### Directions for this task
What is needed here is an exact copy of every entry.

____________________

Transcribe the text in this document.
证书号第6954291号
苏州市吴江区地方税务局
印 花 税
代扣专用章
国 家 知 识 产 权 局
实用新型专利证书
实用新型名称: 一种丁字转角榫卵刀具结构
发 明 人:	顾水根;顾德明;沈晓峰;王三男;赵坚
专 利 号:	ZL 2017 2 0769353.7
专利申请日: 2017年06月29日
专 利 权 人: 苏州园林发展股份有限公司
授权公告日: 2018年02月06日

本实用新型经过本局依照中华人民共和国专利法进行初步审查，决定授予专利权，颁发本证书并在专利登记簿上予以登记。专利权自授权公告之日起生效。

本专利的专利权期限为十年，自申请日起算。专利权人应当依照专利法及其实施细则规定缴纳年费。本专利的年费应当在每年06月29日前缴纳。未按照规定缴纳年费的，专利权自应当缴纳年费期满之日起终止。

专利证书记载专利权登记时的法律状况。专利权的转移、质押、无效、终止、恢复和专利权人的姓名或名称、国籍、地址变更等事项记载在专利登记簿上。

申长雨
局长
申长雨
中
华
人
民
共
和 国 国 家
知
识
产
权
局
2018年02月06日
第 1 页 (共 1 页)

____________________

### Answer to the exercise
Transcribe the text in this document.
证书号第6954291号
苏州市吴江区地方税务局
印 花 税
代扣专用章
国 家 知 识 产 权 局
实用新型专利证书
实用新型名称: 一种丁字转角榫卵刀具结构
发 明 人:	顾水根;顾德明;沈晓峰;王三男;赵坚
专 利 号:	ZL 2017 2 0769353.7
专利申请日: 2017年06月29日
专 利 权 人: 苏州园林发展股份有限公司
授权公告日: 2018年02月06日

本实用新型经过本局依照中华人民共和国专利法进行初步审查，决定授予专利权，颁发本证书并在专利登记簿上予以登记。专利权自授权公告之日起生效。

本专利的专利权期限为十年，自申请日起算。专利权人应当依照专利法及其实施细则规定缴纳年费。本专利的年费应当在每年06月29日前缴纳。未按照规定缴纳年费的，专利权自应当缴纳年费期满之日起终止。

专利证书记载专利权登记时的法律状况。专利权的转移、质押、无效、终止、恢复和专利权人的姓名或名称、国籍、地址变更等事项记载在专利登记簿上。

申长雨
局长
申长雨
中
华
人
民
共
和 国 国 家
知
识
产
权
局
2018年02月06日
第 1 页 (共 1 页)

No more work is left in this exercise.